→ Direction
Output a single figure: the number of lines in which the word "years" appears.

→ Records for processing
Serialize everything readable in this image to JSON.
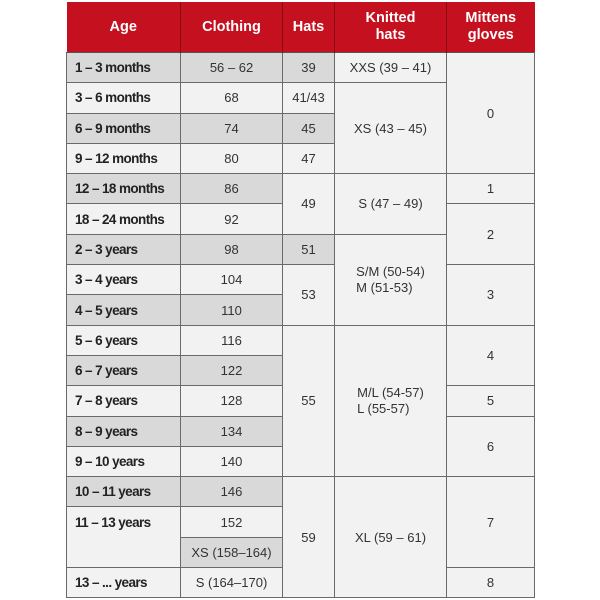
{
  "headers": {
    "age": "Age",
    "clothing": "Clothing",
    "hats": "Hats",
    "knitted_1": "Knitted",
    "knitted_2": "hats",
    "mittens_1": "Mittens",
    "mittens_2": "gloves"
  },
  "colors": {
    "header": "#c5101f",
    "shaded": "#d9d9da",
    "light": "#f2f2f3"
  },
  "ages": [
    "1 – 3 months",
    "3 – 6 months",
    "6 – 9 months",
    "9 – 12 months",
    "12 – 18 months",
    "18 – 24 months",
    "2 – 3 years",
    "3 – 4 years",
    "4 – 5 years",
    "5 – 6 years",
    "6 – 7 years",
    "7 – 8 years",
    "8 – 9 years",
    "9 – 10 years",
    "10 – 11 years",
    "11 – 13 years",
    "13 – ... years"
  ],
  "clothing": [
    "56 – 62",
    "68",
    "74",
    "80",
    "86",
    "92",
    "98",
    "104",
    "110",
    "116",
    "122",
    "128",
    "134",
    "140",
    "146",
    "152",
    "XS (158–164)",
    "S (164–170)"
  ],
  "hats": [
    "39",
    "41/43",
    "45",
    "47",
    "49",
    "51",
    "53",
    "55",
    "59"
  ],
  "knitted": {
    "xxs": "XXS (39 – 41)",
    "xs": "XS (43 – 45)",
    "s": "S (47 – 49)",
    "sm_1": "S/M (50-54)",
    "sm_2": "M (51-53)",
    "ml_1": "M/L (54-57)",
    "ml_2": "L (55-57)",
    "xl": "XL (59 – 61)"
  },
  "mittens": [
    "0",
    "1",
    "2",
    "3",
    "4",
    "5",
    "6",
    "7",
    "8"
  ]
}
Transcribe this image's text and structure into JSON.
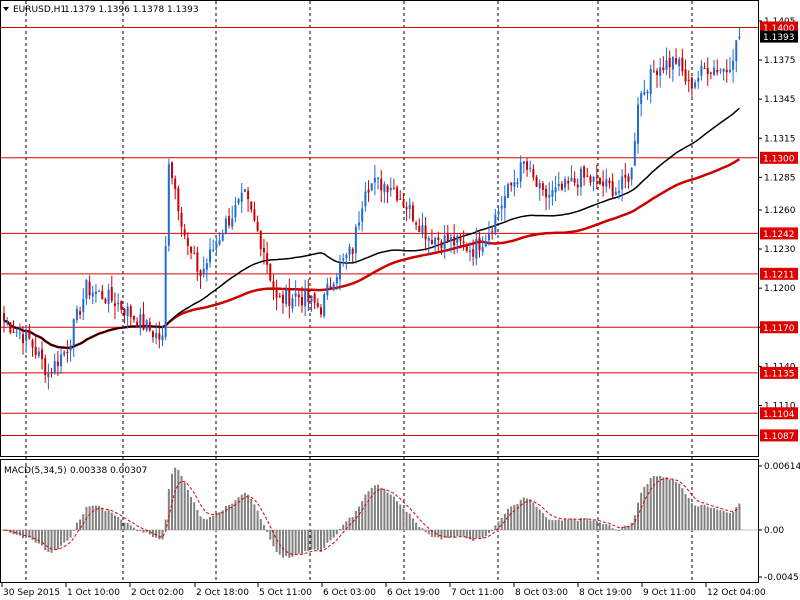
{
  "header": {
    "title": "EURUSD,H1",
    "ohlc": "1.1379 1.1396 1.1378 1.1393"
  },
  "macd": {
    "title": "MACD(5,34,5)",
    "values": "0.00338 0.00307",
    "scale_labels": [
      "0.00614",
      "0.00",
      "-0.00451"
    ]
  },
  "price_axis": {
    "ticks": [
      "1.1405",
      "1.1375",
      "1.1345",
      "1.1315",
      "1.1285",
      "1.1260",
      "1.1230",
      "1.1200",
      "1.1170",
      "1.1140",
      "1.1110"
    ]
  },
  "levels": [
    "1.1400",
    "1.1393",
    "1.1300",
    "1.1242",
    "1.1211",
    "1.1170",
    "1.1135",
    "1.1104",
    "1.1087"
  ],
  "time_axis": [
    "30 Sep 2015",
    "1 Oct 10:00",
    "2 Oct 02:00",
    "2 Oct 18:00",
    "5 Oct 11:00",
    "6 Oct 03:00",
    "6 Oct 19:00",
    "7 Oct 11:00",
    "8 Oct 03:00",
    "8 Oct 19:00",
    "9 Oct 11:00",
    "12 Oct 04:00"
  ],
  "colors": {
    "level_line": "#dd0000",
    "level_badge": "#dd0000",
    "current_price_badge": "#000000",
    "bull": "#1e6bd6",
    "bear": "#cc0000",
    "ma_slow": "#cc0000",
    "ma_fast": "#000000",
    "macd_hist": "#808080",
    "macd_signal": "#dd0000"
  },
  "chart_data": {
    "type": "candlestick",
    "symbol": "EURUSD",
    "timeframe": "H1",
    "ylim": [
      1.1072,
      1.1418
    ],
    "macd_ylim": [
      -0.00451,
      0.00614
    ],
    "anchors": [
      [
        0,
        1.1175
      ],
      [
        8,
        1.116
      ],
      [
        14,
        1.1135
      ],
      [
        20,
        1.1155
      ],
      [
        26,
        1.12
      ],
      [
        35,
        1.119
      ],
      [
        45,
        1.117
      ],
      [
        50,
        1.116
      ],
      [
        52,
        1.13
      ],
      [
        58,
        1.123
      ],
      [
        62,
        1.121
      ],
      [
        70,
        1.125
      ],
      [
        76,
        1.127
      ],
      [
        82,
        1.123
      ],
      [
        86,
        1.119
      ],
      [
        92,
        1.1195
      ],
      [
        100,
        1.1185
      ],
      [
        104,
        1.121
      ],
      [
        110,
        1.123
      ],
      [
        114,
        1.128
      ],
      [
        122,
        1.128
      ],
      [
        128,
        1.126
      ],
      [
        134,
        1.124
      ],
      [
        142,
        1.1235
      ],
      [
        148,
        1.123
      ],
      [
        152,
        1.124
      ],
      [
        158,
        1.127
      ],
      [
        164,
        1.1295
      ],
      [
        170,
        1.127
      ],
      [
        176,
        1.1275
      ],
      [
        182,
        1.1285
      ],
      [
        188,
        1.128
      ],
      [
        194,
        1.1275
      ],
      [
        198,
        1.129
      ],
      [
        200,
        1.1345
      ],
      [
        206,
        1.137
      ],
      [
        212,
        1.1375
      ],
      [
        216,
        1.1355
      ],
      [
        222,
        1.137
      ],
      [
        228,
        1.1368
      ],
      [
        232,
        1.1393
      ]
    ],
    "candle_count": 233,
    "current_price": 1.1393
  }
}
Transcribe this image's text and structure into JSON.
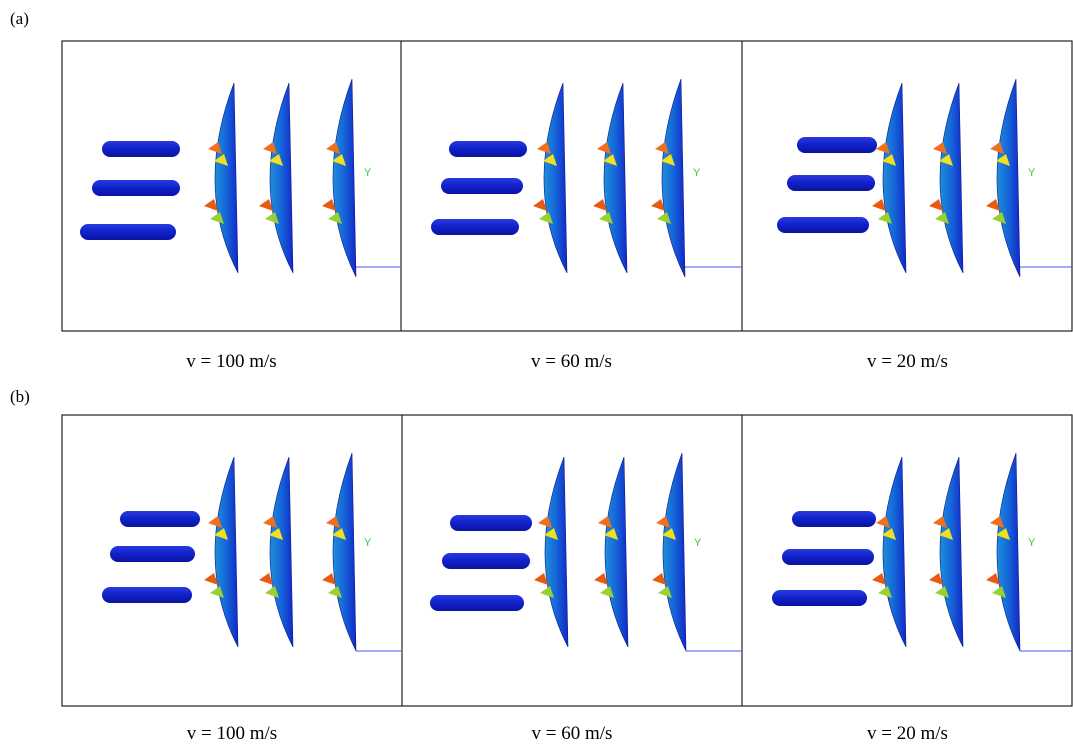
{
  "panels": [
    {
      "label": "(a)",
      "frames": [
        {
          "caption": "v = 100 m/s",
          "axis_label": "Y"
        },
        {
          "caption": "v = 60 m/s",
          "axis_label": "Y"
        },
        {
          "caption": "v = 20 m/s",
          "axis_label": "Y"
        }
      ]
    },
    {
      "label": "(b)",
      "frames": [
        {
          "caption": "v = 100 m/s",
          "axis_label": "Y"
        },
        {
          "caption": "v = 60 m/s",
          "axis_label": "Y"
        },
        {
          "caption": "v = 20 m/s",
          "axis_label": "Y"
        }
      ]
    }
  ]
}
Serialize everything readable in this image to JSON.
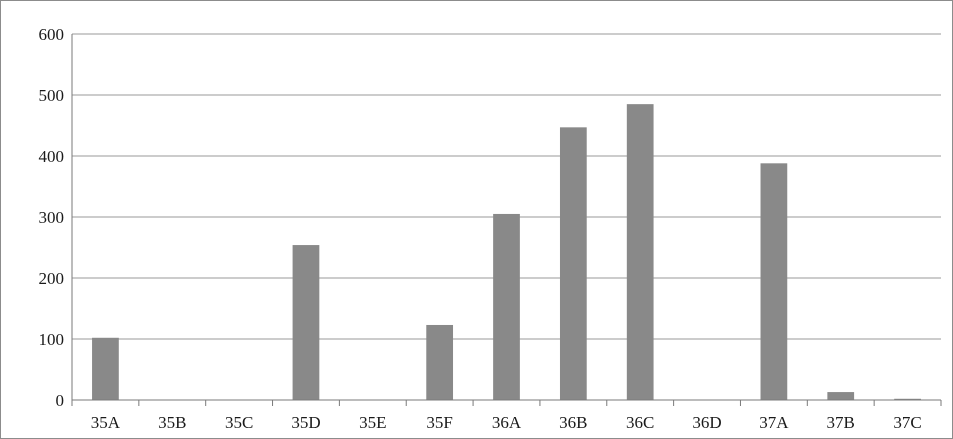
{
  "chart_data": {
    "type": "bar",
    "title": "",
    "xlabel": "",
    "ylabel": "",
    "categories": [
      "35A",
      "35B",
      "35C",
      "35D",
      "35E",
      "35F",
      "36A",
      "36B",
      "36C",
      "36D",
      "37A",
      "37B",
      "37C"
    ],
    "values": [
      102,
      0,
      0,
      254,
      0,
      123,
      305,
      447,
      485,
      0,
      388,
      13,
      2
    ],
    "ylim": [
      0,
      600
    ],
    "yticks": [
      0,
      100,
      200,
      300,
      400,
      500,
      600
    ],
    "grid": true,
    "legend": "none",
    "bar_color": "#898989",
    "grid_color": "#9a9a9a"
  }
}
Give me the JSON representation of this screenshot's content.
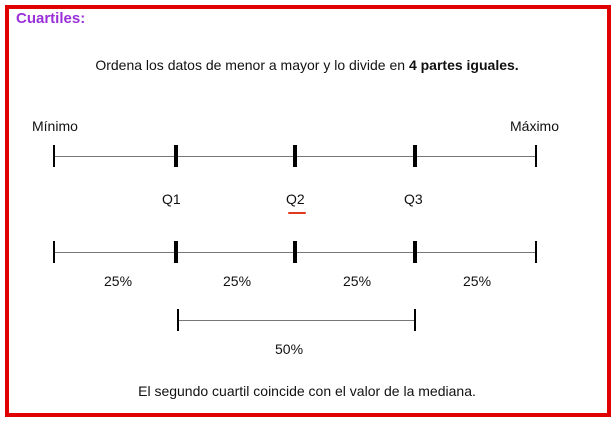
{
  "title": "Cuartiles:",
  "intro": {
    "text": "Ordena los datos de menor a mayor y lo divide en ",
    "bold": "4 partes iguales."
  },
  "line1": {
    "min_label": "Mínimo",
    "max_label": "Máximo"
  },
  "quartiles": {
    "q1": "Q1",
    "q2": "Q2",
    "q3": "Q3"
  },
  "segments": [
    "25%",
    "25%",
    "25%",
    "25%"
  ],
  "iqr_label": "50%",
  "footer": "El segundo cuartil coincide con el valor de la mediana.",
  "colors": {
    "border": "#e10000",
    "title": "#9b30d9",
    "underline": "#e0391f"
  }
}
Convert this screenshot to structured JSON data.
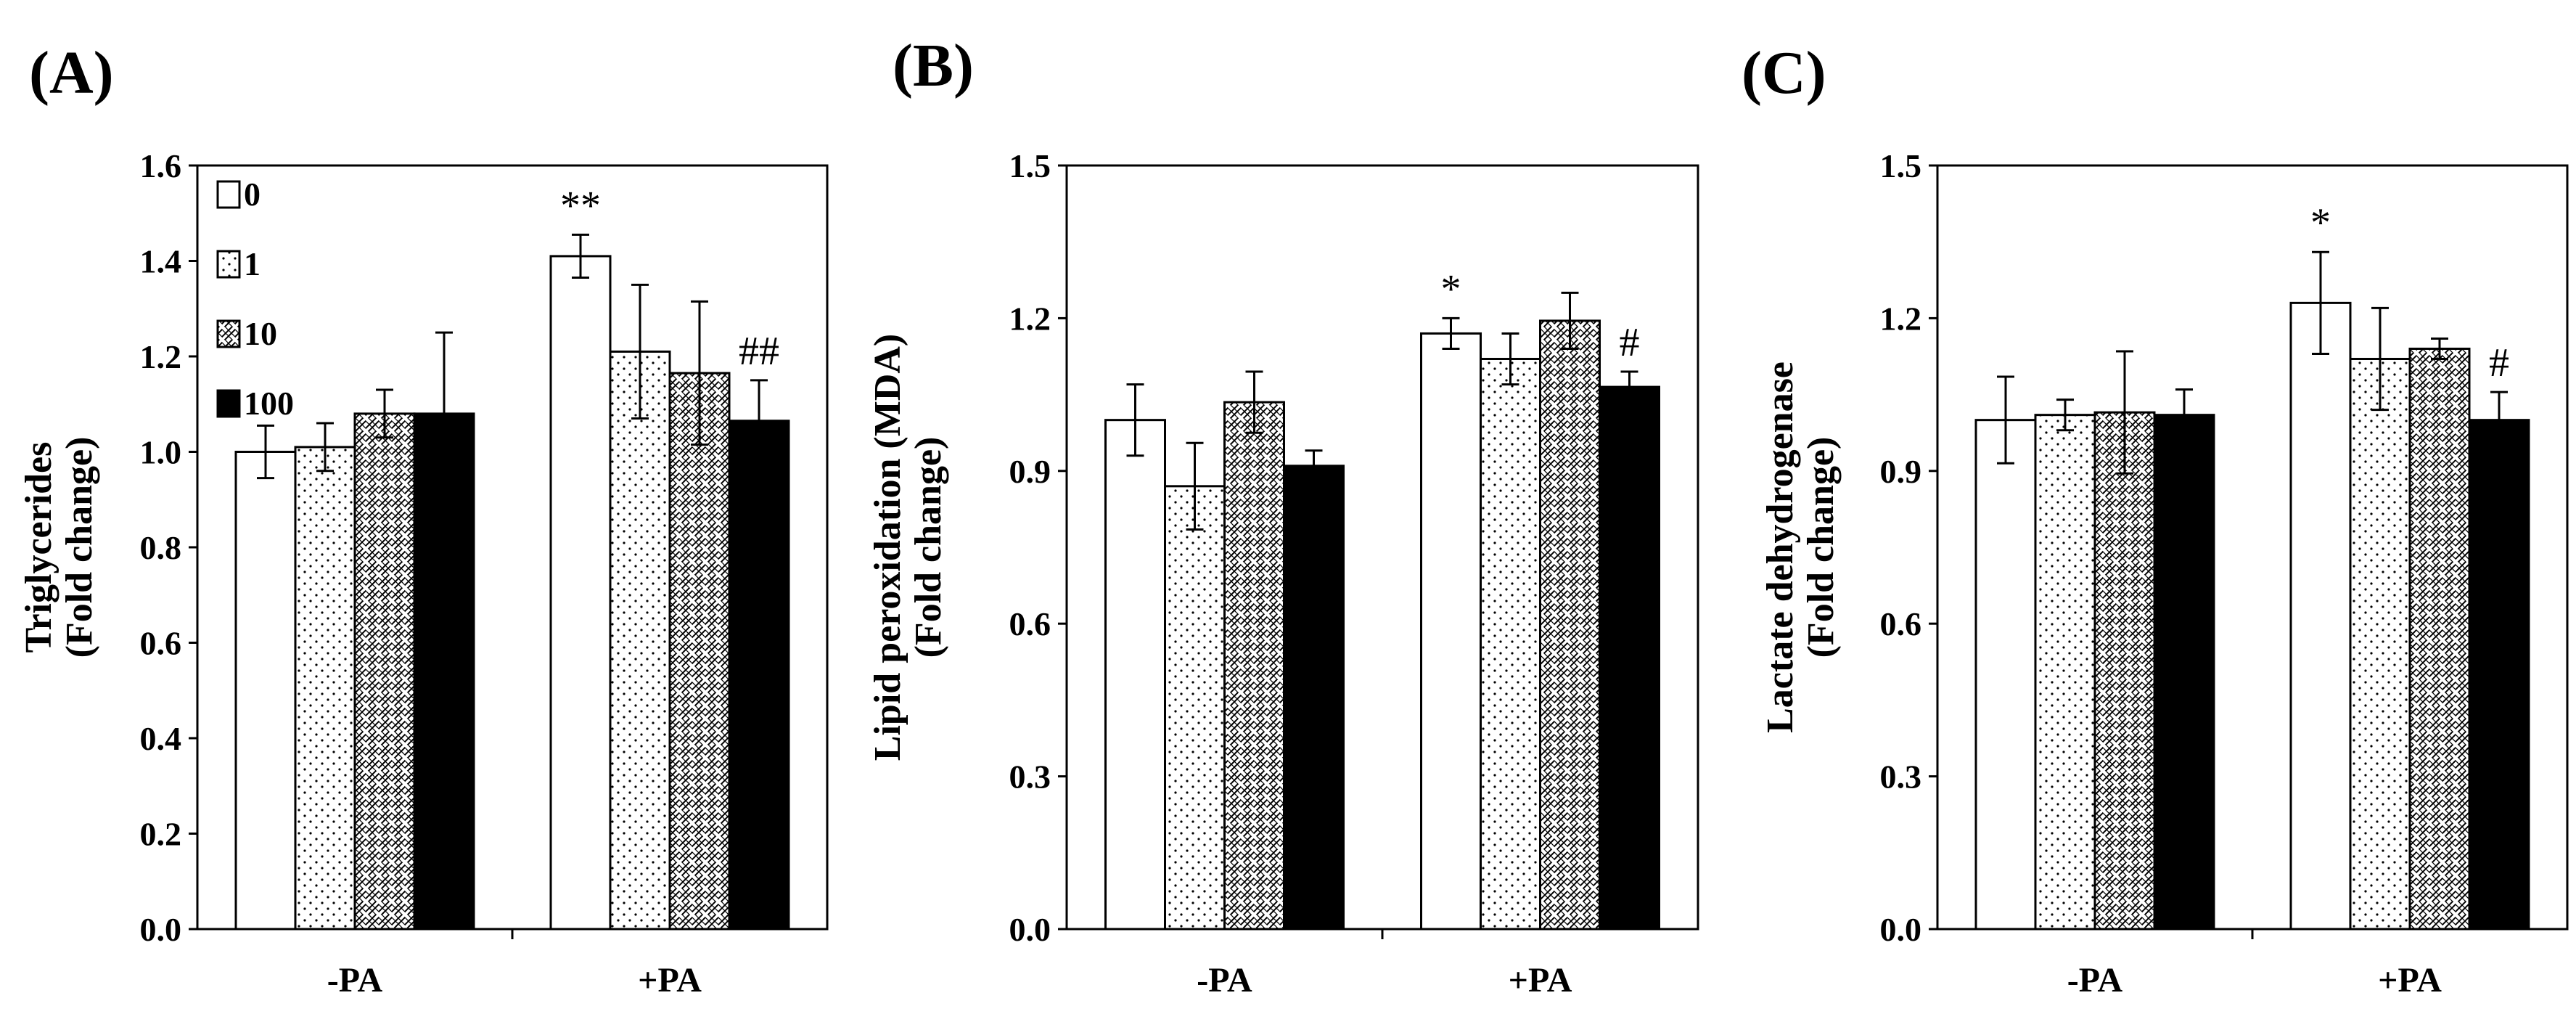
{
  "figure": {
    "series_names": [
      "0",
      "1",
      "10",
      "100"
    ],
    "legend": {
      "placement": "top-left",
      "entries": [
        "0",
        "1",
        "10",
        "100"
      ]
    }
  },
  "chart_data": [
    {
      "type": "bar",
      "panel_label": "(A)",
      "ylabel": [
        "Triglycerides",
        "(Fold change)"
      ],
      "categories": [
        "-PA",
        "+PA"
      ],
      "ylim": [
        0.0,
        1.6
      ],
      "yticks": [
        "0.0",
        "0.2",
        "0.4",
        "0.6",
        "0.8",
        "1.0",
        "1.2",
        "1.4",
        "1.6"
      ],
      "series": [
        {
          "name": "0",
          "values": [
            1.0,
            1.41
          ],
          "errors": [
            0.055,
            0.045
          ]
        },
        {
          "name": "1",
          "values": [
            1.01,
            1.21
          ],
          "errors": [
            0.05,
            0.14
          ]
        },
        {
          "name": "10",
          "values": [
            1.08,
            1.165
          ],
          "errors": [
            0.05,
            0.15
          ]
        },
        {
          "name": "100",
          "values": [
            1.08,
            1.065
          ],
          "errors": [
            0.17,
            0.085
          ]
        }
      ],
      "annotations": [
        {
          "series": 0,
          "category": 1,
          "text": "**"
        },
        {
          "series": 3,
          "category": 1,
          "text": "##"
        }
      ]
    },
    {
      "type": "bar",
      "panel_label": "(B)",
      "ylabel": [
        "Lipid peroxidation (MDA)",
        "(Fold change)"
      ],
      "categories": [
        "-PA",
        "+PA"
      ],
      "ylim": [
        0.0,
        1.5
      ],
      "yticks": [
        "0.0",
        "0.3",
        "0.6",
        "0.9",
        "1.2",
        "1.5"
      ],
      "series": [
        {
          "name": "0",
          "values": [
            1.0,
            1.17
          ],
          "errors": [
            0.07,
            0.03
          ]
        },
        {
          "name": "1",
          "values": [
            0.87,
            1.12
          ],
          "errors": [
            0.085,
            0.05
          ]
        },
        {
          "name": "10",
          "values": [
            1.035,
            1.195
          ],
          "errors": [
            0.06,
            0.055
          ]
        },
        {
          "name": "100",
          "values": [
            0.91,
            1.065
          ],
          "errors": [
            0.03,
            0.03
          ]
        }
      ],
      "annotations": [
        {
          "series": 0,
          "category": 1,
          "text": "*"
        },
        {
          "series": 3,
          "category": 1,
          "text": "#"
        }
      ]
    },
    {
      "type": "bar",
      "panel_label": "(C)",
      "ylabel": [
        "Lactate dehydrogenase",
        "(Fold change)"
      ],
      "categories": [
        "-PA",
        "+PA"
      ],
      "ylim": [
        0.0,
        1.5
      ],
      "yticks": [
        "0.0",
        "0.3",
        "0.6",
        "0.9",
        "1.2",
        "1.5"
      ],
      "series": [
        {
          "name": "0",
          "values": [
            1.0,
            1.23
          ],
          "errors": [
            0.085,
            0.1
          ]
        },
        {
          "name": "1",
          "values": [
            1.01,
            1.12
          ],
          "errors": [
            0.03,
            0.1
          ]
        },
        {
          "name": "10",
          "values": [
            1.015,
            1.14
          ],
          "errors": [
            0.12,
            0.02
          ]
        },
        {
          "name": "100",
          "values": [
            1.01,
            1.0
          ],
          "errors": [
            0.05,
            0.055
          ]
        }
      ],
      "annotations": [
        {
          "series": 0,
          "category": 1,
          "text": "*"
        },
        {
          "series": 3,
          "category": 1,
          "text": "#"
        }
      ]
    }
  ]
}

→ Solution to this exercise
11